Copy the data from the line that contains "Parse this screenshot: output" to its last line, exactly, including both of those lines and leaving out everything before.

■ ■ ■

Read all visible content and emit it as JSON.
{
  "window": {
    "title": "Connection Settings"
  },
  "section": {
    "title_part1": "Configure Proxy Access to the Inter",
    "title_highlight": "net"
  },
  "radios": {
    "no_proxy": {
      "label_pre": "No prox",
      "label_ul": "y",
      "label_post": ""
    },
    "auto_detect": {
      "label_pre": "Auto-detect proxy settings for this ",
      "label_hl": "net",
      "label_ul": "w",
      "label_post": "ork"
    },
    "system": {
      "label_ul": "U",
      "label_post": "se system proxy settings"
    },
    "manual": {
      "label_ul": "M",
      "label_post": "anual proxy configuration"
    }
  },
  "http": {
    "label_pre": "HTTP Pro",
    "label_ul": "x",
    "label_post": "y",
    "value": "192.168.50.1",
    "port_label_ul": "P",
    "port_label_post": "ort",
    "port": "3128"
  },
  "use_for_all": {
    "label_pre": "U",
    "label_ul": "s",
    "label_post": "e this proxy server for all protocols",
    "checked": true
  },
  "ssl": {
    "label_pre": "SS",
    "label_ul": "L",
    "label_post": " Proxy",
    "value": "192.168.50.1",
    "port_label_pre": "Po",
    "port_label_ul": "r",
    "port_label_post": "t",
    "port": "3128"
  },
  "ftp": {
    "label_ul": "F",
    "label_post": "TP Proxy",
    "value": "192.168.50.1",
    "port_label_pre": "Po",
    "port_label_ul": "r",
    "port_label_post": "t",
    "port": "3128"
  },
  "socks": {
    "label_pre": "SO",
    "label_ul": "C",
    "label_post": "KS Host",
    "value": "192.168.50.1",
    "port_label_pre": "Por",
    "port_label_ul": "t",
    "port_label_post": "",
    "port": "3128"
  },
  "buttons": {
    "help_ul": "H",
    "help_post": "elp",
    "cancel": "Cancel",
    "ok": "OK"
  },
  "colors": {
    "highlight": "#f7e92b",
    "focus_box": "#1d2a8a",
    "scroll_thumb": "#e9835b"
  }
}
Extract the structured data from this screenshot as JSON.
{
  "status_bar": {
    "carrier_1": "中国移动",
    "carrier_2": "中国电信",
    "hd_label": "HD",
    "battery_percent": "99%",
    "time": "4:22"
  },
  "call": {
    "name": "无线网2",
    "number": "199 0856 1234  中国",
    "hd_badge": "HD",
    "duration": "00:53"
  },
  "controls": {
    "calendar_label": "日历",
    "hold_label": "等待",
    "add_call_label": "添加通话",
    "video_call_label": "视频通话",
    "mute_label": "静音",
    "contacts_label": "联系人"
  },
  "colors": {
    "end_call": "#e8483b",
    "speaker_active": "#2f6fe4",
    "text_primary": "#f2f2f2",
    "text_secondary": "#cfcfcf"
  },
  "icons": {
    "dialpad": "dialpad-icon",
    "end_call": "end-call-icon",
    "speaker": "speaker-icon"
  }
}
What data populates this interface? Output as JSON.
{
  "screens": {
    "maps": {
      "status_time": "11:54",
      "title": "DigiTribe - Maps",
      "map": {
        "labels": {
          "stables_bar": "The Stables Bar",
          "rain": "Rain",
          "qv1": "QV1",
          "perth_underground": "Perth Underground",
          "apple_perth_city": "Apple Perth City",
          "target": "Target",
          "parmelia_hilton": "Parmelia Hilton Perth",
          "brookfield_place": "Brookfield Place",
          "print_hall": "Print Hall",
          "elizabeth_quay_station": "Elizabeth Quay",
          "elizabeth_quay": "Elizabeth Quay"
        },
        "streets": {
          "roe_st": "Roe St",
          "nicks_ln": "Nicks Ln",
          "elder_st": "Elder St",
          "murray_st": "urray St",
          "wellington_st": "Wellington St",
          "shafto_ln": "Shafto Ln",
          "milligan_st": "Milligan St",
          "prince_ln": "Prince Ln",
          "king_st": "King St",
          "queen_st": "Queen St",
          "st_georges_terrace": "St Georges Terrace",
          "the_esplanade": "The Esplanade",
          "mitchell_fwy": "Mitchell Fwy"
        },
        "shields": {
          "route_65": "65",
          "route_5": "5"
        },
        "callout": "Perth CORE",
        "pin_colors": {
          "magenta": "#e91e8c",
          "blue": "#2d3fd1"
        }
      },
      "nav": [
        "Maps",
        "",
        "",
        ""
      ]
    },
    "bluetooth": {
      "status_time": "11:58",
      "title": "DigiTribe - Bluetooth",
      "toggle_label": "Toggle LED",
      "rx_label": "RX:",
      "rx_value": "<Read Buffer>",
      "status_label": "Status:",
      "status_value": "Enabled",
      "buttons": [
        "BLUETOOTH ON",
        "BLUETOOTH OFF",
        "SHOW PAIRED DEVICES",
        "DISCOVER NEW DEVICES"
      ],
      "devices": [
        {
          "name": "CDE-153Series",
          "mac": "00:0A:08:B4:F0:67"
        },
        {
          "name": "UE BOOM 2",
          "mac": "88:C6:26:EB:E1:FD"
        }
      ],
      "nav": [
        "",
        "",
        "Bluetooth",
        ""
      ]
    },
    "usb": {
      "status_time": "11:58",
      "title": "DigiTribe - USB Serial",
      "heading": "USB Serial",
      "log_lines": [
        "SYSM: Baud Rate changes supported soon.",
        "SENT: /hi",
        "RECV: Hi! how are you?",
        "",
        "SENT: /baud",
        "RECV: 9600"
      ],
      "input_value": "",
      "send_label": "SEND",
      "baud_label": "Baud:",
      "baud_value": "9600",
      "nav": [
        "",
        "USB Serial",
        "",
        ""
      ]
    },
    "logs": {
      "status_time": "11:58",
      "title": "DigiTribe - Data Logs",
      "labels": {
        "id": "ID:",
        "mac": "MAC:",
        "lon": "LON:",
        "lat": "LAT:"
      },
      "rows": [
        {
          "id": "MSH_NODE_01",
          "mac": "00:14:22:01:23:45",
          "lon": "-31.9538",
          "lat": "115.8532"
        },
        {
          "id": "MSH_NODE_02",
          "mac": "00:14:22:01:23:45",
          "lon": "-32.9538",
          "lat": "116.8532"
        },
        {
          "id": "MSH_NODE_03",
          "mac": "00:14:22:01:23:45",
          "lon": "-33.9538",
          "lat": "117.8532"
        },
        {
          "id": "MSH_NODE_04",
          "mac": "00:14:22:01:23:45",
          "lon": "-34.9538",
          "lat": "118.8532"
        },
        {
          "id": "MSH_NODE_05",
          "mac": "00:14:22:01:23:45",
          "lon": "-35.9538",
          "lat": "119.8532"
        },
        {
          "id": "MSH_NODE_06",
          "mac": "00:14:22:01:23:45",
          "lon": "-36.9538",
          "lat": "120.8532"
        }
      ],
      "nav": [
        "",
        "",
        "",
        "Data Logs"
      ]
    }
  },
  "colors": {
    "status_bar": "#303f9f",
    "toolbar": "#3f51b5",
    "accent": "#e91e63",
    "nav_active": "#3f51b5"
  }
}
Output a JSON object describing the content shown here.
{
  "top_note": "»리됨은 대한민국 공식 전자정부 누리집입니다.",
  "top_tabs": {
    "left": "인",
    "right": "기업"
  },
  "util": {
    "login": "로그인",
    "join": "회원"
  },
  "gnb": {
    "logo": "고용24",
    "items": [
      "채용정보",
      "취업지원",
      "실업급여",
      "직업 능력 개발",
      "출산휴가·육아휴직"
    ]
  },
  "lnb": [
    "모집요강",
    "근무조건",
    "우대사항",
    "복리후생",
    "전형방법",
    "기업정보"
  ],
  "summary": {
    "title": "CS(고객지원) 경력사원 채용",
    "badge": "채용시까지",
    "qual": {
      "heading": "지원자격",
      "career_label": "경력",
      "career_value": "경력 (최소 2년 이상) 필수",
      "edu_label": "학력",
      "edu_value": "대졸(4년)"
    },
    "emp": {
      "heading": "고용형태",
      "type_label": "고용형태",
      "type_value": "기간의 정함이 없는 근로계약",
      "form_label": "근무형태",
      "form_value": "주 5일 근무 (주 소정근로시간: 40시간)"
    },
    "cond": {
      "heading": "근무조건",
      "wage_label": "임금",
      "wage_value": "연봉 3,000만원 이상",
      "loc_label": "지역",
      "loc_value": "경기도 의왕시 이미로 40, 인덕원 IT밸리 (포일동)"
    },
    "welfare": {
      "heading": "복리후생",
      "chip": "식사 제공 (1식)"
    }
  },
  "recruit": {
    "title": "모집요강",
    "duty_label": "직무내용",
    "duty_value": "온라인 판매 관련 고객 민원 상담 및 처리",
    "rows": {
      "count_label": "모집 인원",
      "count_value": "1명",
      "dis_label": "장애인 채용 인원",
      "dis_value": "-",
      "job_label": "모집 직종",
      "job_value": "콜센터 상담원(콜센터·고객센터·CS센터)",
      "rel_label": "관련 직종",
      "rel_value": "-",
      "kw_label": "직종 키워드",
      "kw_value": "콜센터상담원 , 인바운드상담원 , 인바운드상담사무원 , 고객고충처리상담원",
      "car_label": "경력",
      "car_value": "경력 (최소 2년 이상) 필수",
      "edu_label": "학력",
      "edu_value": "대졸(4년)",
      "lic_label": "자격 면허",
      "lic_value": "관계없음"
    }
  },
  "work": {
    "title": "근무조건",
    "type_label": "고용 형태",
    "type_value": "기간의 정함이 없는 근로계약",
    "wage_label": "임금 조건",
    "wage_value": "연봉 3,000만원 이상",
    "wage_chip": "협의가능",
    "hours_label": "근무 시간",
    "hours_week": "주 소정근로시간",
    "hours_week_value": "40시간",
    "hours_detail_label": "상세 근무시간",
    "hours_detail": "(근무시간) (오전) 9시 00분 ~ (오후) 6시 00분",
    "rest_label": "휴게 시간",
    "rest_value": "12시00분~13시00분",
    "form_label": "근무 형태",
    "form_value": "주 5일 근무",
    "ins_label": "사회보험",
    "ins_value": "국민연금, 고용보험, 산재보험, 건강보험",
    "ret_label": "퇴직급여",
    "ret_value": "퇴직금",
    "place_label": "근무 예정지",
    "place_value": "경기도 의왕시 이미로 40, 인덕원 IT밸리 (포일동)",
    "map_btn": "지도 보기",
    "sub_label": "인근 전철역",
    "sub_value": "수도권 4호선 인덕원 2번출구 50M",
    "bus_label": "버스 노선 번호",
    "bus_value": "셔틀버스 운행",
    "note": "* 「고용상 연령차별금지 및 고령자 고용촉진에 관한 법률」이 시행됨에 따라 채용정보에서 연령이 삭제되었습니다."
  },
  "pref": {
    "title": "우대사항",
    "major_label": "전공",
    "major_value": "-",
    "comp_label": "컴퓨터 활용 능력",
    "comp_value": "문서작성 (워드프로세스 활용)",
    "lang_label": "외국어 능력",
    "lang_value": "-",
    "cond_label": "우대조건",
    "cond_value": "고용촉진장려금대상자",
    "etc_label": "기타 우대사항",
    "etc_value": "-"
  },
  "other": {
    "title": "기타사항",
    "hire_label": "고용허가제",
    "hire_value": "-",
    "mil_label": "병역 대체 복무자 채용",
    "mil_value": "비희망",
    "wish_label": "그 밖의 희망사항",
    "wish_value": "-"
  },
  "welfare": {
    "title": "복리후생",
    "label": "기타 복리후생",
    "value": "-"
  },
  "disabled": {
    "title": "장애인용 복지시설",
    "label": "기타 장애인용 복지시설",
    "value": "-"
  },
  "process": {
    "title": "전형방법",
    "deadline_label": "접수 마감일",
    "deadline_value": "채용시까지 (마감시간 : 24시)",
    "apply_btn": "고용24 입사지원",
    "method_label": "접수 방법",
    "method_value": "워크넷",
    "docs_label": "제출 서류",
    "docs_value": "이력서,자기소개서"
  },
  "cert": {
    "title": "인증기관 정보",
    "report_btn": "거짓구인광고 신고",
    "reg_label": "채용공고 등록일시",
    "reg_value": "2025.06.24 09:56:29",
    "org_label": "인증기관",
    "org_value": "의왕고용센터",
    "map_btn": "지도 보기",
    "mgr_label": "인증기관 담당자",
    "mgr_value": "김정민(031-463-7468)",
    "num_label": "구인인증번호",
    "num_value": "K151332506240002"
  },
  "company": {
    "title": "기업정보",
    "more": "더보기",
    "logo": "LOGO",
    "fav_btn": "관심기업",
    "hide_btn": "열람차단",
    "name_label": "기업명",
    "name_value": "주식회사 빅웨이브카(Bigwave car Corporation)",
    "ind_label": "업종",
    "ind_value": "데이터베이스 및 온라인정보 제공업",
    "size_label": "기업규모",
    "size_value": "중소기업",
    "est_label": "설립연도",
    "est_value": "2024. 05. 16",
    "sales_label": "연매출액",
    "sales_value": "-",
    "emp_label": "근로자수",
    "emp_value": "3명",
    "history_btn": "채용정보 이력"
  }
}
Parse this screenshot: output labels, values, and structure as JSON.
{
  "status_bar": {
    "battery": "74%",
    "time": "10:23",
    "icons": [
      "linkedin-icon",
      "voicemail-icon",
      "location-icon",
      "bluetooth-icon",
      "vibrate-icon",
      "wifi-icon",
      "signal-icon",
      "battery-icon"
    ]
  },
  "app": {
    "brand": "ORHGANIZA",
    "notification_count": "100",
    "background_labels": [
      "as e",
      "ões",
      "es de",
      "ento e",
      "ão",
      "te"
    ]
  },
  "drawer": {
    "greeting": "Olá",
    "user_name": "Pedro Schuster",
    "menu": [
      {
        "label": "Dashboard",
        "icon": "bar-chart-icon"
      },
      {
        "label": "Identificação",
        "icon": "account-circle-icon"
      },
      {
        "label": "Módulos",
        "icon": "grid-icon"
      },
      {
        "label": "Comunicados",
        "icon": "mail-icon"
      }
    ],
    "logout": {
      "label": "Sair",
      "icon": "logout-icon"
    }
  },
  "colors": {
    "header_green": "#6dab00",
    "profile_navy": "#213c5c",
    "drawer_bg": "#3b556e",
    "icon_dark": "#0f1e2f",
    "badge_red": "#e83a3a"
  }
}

■ ■ ■

-- Solution to this problem --
Parse this screenshot: output labels, values, and structure as JSON.
{
  "status_bar": {
    "battery": "74%",
    "time": "10:23",
    "icons": [
      "linkedin-icon",
      "voicemail-icon",
      "location-icon",
      "bluetooth-icon",
      "vibrate-icon",
      "wifi-icon",
      "signal-icon",
      "battery-icon"
    ]
  },
  "app": {
    "brand": "ORHGANIZA",
    "notification_count": "100",
    "background_labels": [
      "as e",
      "ões",
      "es de",
      "ento e",
      "ão",
      "te"
    ]
  },
  "drawer": {
    "greeting": "Olá",
    "user_name": "Pedro Schuster",
    "menu": [
      {
        "label": "Dashboard",
        "icon": "bar-chart-icon"
      },
      {
        "label": "Identificação",
        "icon": "account-circle-icon"
      },
      {
        "label": "Módulos",
        "icon": "grid-icon"
      },
      {
        "label": "Comunicados",
        "icon": "mail-icon"
      }
    ],
    "logout": {
      "label": "Sair",
      "icon": "logout-icon"
    }
  },
  "colors": {
    "header_green": "#6dab00",
    "profile_navy": "#213c5c",
    "drawer_bg": "#3b556e",
    "icon_dark": "#0f1e2f",
    "badge_red": "#e83a3a"
  }
}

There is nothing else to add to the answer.